- [Prompt]: Search the data below for the word "title" and copy each line that holds it.
┌─ Records for processing
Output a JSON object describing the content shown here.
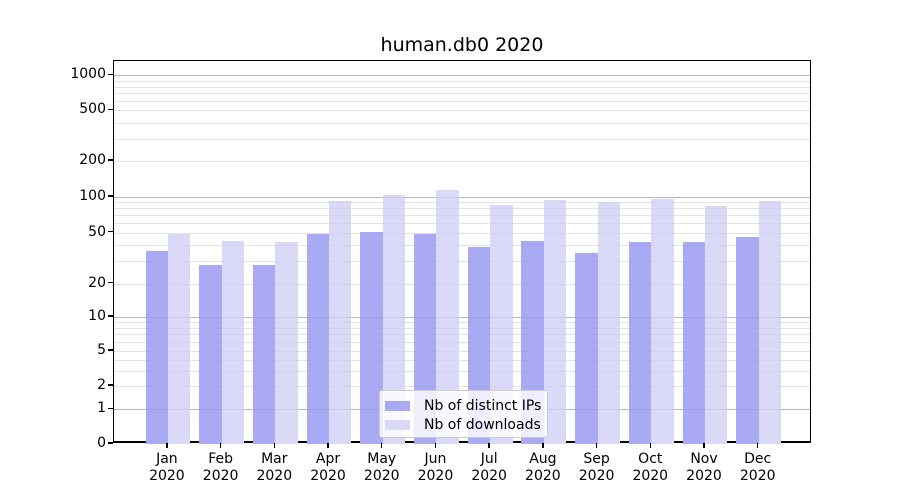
{
  "title": "human.db0 2020",
  "chart_data": {
    "type": "bar",
    "title": "human.db0 2020",
    "categories": [
      "Jan",
      "Feb",
      "Mar",
      "Apr",
      "May",
      "Jun",
      "Jul",
      "Aug",
      "Sep",
      "Oct",
      "Nov",
      "Dec"
    ],
    "year": "2020",
    "series": [
      {
        "name": "Nb of distinct IPs",
        "color": "#a9a9f4",
        "values": [
          36,
          28,
          28,
          49,
          51,
          49,
          39,
          43,
          35,
          42,
          42,
          46
        ]
      },
      {
        "name": "Nb of downloads",
        "color": "#dadaf8",
        "values": [
          49,
          43,
          42,
          92,
          103,
          114,
          86,
          94,
          90,
          96,
          84,
          92
        ]
      }
    ],
    "yscale": "symlog",
    "yticks": [
      0,
      1,
      2,
      5,
      10,
      20,
      50,
      100,
      200,
      500,
      1000
    ],
    "ylim": [
      0,
      1300
    ],
    "xlabel": "",
    "ylabel": "",
    "grid": "horizontal major and minor gridlines",
    "legend_position": "lower center inside plot"
  },
  "colors": {
    "bar_distinct_ips": "#a9a9f4",
    "bar_downloads": "#dadaf8",
    "grid_major": "#c6c6c6",
    "grid_minor": "#eaeaea",
    "axis": "#000000",
    "legend_border": "#cccccc"
  }
}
└─
- [The answer]:
  "title": "human.db0 2020",
    "title": "human.db0 2020",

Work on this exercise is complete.